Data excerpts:
<<<<
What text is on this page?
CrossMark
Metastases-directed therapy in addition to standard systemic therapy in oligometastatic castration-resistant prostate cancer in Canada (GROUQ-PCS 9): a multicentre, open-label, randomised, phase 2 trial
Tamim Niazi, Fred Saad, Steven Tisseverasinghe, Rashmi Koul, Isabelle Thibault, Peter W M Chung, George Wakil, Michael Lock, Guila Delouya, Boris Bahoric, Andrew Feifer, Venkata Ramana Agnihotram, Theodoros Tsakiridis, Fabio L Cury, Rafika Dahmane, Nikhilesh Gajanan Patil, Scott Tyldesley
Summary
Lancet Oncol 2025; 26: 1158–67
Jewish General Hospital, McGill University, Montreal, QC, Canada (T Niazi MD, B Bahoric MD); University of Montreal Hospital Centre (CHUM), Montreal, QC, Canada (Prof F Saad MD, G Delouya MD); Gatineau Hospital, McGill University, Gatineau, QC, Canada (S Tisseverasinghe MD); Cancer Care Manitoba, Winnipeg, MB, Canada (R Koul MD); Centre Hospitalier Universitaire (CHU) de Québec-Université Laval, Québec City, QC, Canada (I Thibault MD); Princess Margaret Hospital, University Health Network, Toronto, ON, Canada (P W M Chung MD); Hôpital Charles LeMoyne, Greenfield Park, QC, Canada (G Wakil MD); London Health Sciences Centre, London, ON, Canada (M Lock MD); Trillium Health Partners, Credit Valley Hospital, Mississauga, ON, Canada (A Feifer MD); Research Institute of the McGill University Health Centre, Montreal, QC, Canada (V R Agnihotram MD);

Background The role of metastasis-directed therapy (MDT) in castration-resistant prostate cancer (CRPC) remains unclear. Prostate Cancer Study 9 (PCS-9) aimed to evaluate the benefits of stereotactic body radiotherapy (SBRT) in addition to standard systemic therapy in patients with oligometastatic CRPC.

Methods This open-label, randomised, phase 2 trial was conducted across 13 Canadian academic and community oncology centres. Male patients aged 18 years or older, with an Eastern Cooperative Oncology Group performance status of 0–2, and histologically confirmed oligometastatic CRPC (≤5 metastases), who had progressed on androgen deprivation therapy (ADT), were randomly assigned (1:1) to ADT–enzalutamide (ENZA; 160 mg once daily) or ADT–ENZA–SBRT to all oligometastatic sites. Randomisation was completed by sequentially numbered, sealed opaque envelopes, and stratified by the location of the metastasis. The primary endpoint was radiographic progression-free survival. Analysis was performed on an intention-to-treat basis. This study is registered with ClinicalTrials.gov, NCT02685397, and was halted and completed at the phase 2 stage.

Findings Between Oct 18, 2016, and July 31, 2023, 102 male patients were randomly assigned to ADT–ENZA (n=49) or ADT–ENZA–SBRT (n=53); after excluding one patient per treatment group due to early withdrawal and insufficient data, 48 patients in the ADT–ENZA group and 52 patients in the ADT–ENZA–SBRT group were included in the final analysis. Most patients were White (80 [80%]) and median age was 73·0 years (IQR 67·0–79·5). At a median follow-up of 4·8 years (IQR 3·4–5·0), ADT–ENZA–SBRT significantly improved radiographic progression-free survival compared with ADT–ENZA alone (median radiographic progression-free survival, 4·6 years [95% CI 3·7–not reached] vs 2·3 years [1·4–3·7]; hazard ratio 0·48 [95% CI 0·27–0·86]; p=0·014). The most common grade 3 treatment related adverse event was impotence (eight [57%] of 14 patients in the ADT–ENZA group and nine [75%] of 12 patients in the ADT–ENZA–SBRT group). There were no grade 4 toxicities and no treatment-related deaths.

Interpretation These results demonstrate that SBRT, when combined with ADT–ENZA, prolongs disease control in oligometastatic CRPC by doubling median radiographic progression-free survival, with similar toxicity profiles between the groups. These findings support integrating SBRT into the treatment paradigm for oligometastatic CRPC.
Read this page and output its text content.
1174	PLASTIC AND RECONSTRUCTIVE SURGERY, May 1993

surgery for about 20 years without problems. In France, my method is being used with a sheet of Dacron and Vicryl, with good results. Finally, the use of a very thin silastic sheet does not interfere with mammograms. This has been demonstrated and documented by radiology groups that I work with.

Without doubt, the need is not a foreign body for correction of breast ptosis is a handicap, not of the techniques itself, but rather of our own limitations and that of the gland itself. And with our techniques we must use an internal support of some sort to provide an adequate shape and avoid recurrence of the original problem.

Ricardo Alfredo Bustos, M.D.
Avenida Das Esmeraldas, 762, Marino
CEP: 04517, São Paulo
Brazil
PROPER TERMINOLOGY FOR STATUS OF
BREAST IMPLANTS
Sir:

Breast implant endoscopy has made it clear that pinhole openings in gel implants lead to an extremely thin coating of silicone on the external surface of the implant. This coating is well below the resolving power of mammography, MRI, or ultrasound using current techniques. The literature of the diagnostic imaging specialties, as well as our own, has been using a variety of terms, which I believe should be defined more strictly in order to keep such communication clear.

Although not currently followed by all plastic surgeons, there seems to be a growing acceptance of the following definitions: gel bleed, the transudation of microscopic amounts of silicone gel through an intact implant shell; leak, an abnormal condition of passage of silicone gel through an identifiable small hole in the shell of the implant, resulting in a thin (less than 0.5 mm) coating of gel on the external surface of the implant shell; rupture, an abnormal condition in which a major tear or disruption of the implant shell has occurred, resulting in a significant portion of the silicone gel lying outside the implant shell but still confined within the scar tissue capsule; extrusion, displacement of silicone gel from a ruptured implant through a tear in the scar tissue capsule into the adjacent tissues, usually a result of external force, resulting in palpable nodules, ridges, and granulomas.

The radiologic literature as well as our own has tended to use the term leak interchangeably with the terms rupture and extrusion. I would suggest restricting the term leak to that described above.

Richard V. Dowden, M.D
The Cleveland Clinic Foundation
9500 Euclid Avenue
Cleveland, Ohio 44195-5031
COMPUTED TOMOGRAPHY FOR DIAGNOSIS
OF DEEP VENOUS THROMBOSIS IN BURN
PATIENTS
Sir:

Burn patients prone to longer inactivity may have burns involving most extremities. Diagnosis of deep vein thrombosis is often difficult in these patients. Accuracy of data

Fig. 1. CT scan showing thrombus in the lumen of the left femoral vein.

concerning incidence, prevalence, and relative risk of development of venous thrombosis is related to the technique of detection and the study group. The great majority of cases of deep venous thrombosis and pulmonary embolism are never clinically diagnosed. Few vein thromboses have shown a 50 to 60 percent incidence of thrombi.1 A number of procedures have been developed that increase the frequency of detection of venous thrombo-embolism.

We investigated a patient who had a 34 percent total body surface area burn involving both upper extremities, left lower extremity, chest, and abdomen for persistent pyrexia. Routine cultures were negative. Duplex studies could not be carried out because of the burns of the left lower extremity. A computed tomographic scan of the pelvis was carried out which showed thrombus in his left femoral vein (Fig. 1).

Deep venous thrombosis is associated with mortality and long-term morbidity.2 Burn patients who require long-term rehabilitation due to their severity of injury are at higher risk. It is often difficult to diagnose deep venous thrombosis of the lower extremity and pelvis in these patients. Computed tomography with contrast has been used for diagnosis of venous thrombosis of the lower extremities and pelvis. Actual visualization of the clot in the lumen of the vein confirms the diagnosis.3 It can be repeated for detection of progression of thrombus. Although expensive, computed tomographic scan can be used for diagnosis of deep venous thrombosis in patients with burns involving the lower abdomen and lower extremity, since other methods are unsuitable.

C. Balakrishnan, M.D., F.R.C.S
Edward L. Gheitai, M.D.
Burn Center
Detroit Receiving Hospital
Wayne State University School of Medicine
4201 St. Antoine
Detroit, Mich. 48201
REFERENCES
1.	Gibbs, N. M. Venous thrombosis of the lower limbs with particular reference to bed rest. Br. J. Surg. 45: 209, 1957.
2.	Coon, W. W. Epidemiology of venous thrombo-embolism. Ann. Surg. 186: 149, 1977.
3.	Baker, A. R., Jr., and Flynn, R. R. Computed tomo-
>>>>
Return every line of the data unchanged.

What text is on this page?
CrossMark
Metastases-directed therapy in addition to standard systemic therapy in oligometastatic castration-resistant prostate cancer in Canada (GROUQ-PCS 9): a multicentre, open-label, randomised, phase 2 trial
Tamim Niazi, Fred Saad, Steven Tisseverasinghe, Rashmi Koul, Isabelle Thibault, Peter W M Chung, George Wakil, Michael Lock, Guila Delouya, Boris Bahoric, Andrew Feifer, Venkata Ramana Agnihotram, Theodoros Tsakiridis, Fabio L Cury, Rafika Dahmane, Nikhilesh Gajanan Patil, Scott Tyldesley
Summary
Lancet Oncol 2025; 26: 1158–67
Jewish General Hospital, McGill University, Montreal, QC, Canada (T Niazi MD, B Bahoric MD); University of Montreal Hospital Centre (CHUM), Montreal, QC, Canada (Prof F Saad MD, G Delouya MD); Gatineau Hospital, McGill University, Gatineau, QC, Canada (S Tisseverasinghe MD); Cancer Care Manitoba, Winnipeg, MB, Canada (R Koul MD); Centre Hospitalier Universitaire (CHU) de Québec-Université Laval, Québec City, QC, Canada (I Thibault MD); Princess Margaret Hospital, University Health Network, Toronto, ON, Canada (P W M Chung MD); Hôpital Charles LeMoyne, Greenfield Park, QC, Canada (G Wakil MD); London Health Sciences Centre, London, ON, Canada (M Lock MD); Trillium Health Partners, Credit Valley Hospital, Mississauga, ON, Canada (A Feifer MD); Research Institute of the McGill University Health Centre, Montreal, QC, Canada (V R Agnihotram MD);

Background The role of metastasis-directed therapy (MDT) in castration-resistant prostate cancer (CRPC) remains unclear. Prostate Cancer Study 9 (PCS-9) aimed to evaluate the benefits of stereotactic body radiotherapy (SBRT) in addition to standard systemic therapy in patients with oligometastatic CRPC.

Methods This open-label, randomised, phase 2 trial was conducted across 13 Canadian academic and community oncology centres. Male patients aged 18 years or older, with an Eastern Cooperative Oncology Group performance status of 0–2, and histologically confirmed oligometastatic CRPC (≤5 metastases), who had progressed on androgen deprivation therapy (ADT), were randomly assigned (1:1) to ADT–enzalutamide (ENZA; 160 mg once daily) or ADT–ENZA–SBRT to all oligometastatic sites. Randomisation was completed by sequentially numbered, sealed opaque envelopes, and stratified by the location of the metastasis. The primary endpoint was radiographic progression-free survival. Analysis was performed on an intention-to-treat basis. This study is registered with ClinicalTrials.gov, NCT02685397, and was halted and completed at the phase 2 stage.

Findings Between Oct 18, 2016, and July 31, 2023, 102 male patients were randomly assigned to ADT–ENZA (n=49) or ADT–ENZA–SBRT (n=53); after excluding one patient per treatment group due to early withdrawal and insufficient data, 48 patients in the ADT–ENZA group and 52 patients in the ADT–ENZA–SBRT group were included in the final analysis. Most patients were White (80 [80%]) and median age was 73·0 years (IQR 67·0–79·5). At a median follow-up of 4·8 years (IQR 3·4–5·0), ADT–ENZA–SBRT significantly improved radiographic progression-free survival compared with ADT–ENZA alone (median radiographic progression-free survival, 4·6 years [95% CI 3·7–not reached] vs 2·3 years [1·4–3·7]; hazard ratio 0·48 [95% CI 0·27–0·86]; p=0·014). The most common grade 3 treatment related adverse event was impotence (eight [57%] of 14 patients in the ADT–ENZA group and nine [75%] of 12 patients in the ADT–ENZA–SBRT group). There were no grade 4 toxicities and no treatment-related deaths.

Interpretation These results demonstrate that SBRT, when combined with ADT–ENZA, prolongs disease control in oligometastatic CRPC by doubling median radiographic progression-free survival, with similar toxicity profiles between the groups. These findings support integrating SBRT into the treatment paradigm for oligometastatic CRPC.
Read this page and output its text content.
1174	PLASTIC AND RECONSTRUCTIVE SURGERY, May 1993

surgery for about 20 years without problems. In France, my method is being used with a sheet of Dacron and Vicryl, with good results. Finally, the use of a very thin silastic sheet does not interfere with mammograms. This has been demonstrated and documented by radiology groups that I work with.

Without doubt, the need is not a foreign body for correction of breast ptosis is a handicap, not of the techniques itself, but rather of our own limitations and that of the gland itself. And with our techniques we must use an internal support of some sort to provide an adequate shape and avoid recurrence of the original problem.

Ricardo Alfredo Bustos, M.D.
Avenida Das Esmeraldas, 762, Marino
CEP: 04517, São Paulo
Brazil
PROPER TERMINOLOGY FOR STATUS OF
BREAST IMPLANTS
Sir:

Breast implant endoscopy has made it clear that pinhole openings in gel implants lead to an extremely thin coating of silicone on the external surface of the implant. This coating is well below the resolving power of mammography, MRI, or ultrasound using current techniques. The literature of the diagnostic imaging specialties, as well as our own, has been using a variety of terms, which I believe should be defined more strictly in order to keep such communication clear.

Although not currently followed by all plastic surgeons, there seems to be a growing acceptance of the following definitions: gel bleed, the transudation of microscopic amounts of silicone gel through an intact implant shell; leak, an abnormal condition of passage of silicone gel through an identifiable small hole in the shell of the implant, resulting in a thin (less than 0.5 mm) coating of gel on the external surface of the implant shell; rupture, an abnormal condition in which a major tear or disruption of the implant shell has occurred, resulting in a significant portion of the silicone gel lying outside the implant shell but still confined within the scar tissue capsule; extrusion, displacement of silicone gel from a ruptured implant through a tear in the scar tissue capsule into the adjacent tissues, usually a result of external force, resulting in palpable nodules, ridges, and granulomas.

The radiologic literature as well as our own has tended to use the term leak interchangeably with the terms rupture and extrusion. I would suggest restricting the term leak to that described above.

Richard V. Dowden, M.D
The Cleveland Clinic Foundation
9500 Euclid Avenue
Cleveland, Ohio 44195-5031
COMPUTED TOMOGRAPHY FOR DIAGNOSIS
OF DEEP VENOUS THROMBOSIS IN BURN
PATIENTS
Sir:

Burn patients prone to longer inactivity may have burns involving most extremities. Diagnosis of deep vein thrombosis is often difficult in these patients. Accuracy of data

Fig. 1. CT scan showing thrombus in the lumen of the left femoral vein.

concerning incidence, prevalence, and relative risk of development of venous thrombosis is related to the technique of detection and the study group. The great majority of cases of deep venous thrombosis and pulmonary embolism are never clinically diagnosed. Few vein thromboses have shown a 50 to 60 percent incidence of thrombi.1 A number of procedures have been developed that increase the frequency of detection of venous thrombo-embolism.

We investigated a patient who had a 34 percent total body surface area burn involving both upper extremities, left lower extremity, chest, and abdomen for persistent pyrexia. Routine cultures were negative. Duplex studies could not be carried out because of the burns of the left lower extremity. A computed tomographic scan of the pelvis was carried out which showed thrombus in his left femoral vein (Fig. 1).

Deep venous thrombosis is associated with mortality and long-term morbidity.2 Burn patients who require long-term rehabilitation due to their severity of injury are at higher risk. It is often difficult to diagnose deep venous thrombosis of the lower extremity and pelvis in these patients. Computed tomography with contrast has been used for diagnosis of venous thrombosis of the lower extremities and pelvis. Actual visualization of the clot in the lumen of the vein confirms the diagnosis.3 It can be repeated for detection of progression of thrombus. Although expensive, computed tomographic scan can be used for diagnosis of deep venous thrombosis in patients with burns involving the lower abdomen and lower extremity, since other methods are unsuitable.

C. Balakrishnan, M.D., F.R.C.S
Edward L. Gheitai, M.D.
Burn Center
Detroit Receiving Hospital
Wayne State University School of Medicine
4201 St. Antoine
Detroit, Mich. 48201
REFERENCES
1.	Gibbs, N. M. Venous thrombosis of the lower limbs with particular reference to bed rest. Br. J. Surg. 45: 209, 1957.
2.	Coon, W. W. Epidemiology of venous thrombo-embolism. Ann. Surg. 186: 149, 1977.
3.	Baker, A. R., Jr., and Flynn, R. R. Computed tomo-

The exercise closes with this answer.